▶ _To be done_
Work out how many lines of the listing hold "people", then state only that count.

▶ _Exercise materials_
#####
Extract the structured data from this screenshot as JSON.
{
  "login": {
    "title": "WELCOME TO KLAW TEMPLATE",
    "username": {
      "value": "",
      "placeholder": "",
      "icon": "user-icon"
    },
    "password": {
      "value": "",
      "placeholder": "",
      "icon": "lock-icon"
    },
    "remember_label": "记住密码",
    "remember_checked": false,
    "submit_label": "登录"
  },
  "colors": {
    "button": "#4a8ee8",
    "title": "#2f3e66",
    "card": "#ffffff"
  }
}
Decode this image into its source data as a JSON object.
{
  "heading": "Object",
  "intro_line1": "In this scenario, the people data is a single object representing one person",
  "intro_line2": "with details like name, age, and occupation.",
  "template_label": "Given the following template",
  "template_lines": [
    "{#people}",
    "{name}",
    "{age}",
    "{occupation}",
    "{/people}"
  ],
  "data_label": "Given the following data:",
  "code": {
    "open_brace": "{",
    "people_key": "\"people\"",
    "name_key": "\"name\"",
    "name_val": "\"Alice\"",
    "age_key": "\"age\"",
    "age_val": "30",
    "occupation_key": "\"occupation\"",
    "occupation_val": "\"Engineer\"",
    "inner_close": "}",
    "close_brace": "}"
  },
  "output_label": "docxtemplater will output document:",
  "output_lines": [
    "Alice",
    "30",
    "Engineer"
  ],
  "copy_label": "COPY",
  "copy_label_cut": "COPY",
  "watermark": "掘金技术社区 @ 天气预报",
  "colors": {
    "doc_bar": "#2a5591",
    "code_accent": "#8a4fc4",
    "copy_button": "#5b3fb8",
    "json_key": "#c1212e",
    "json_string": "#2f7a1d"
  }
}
#####
▶ _Result of the exercise_
4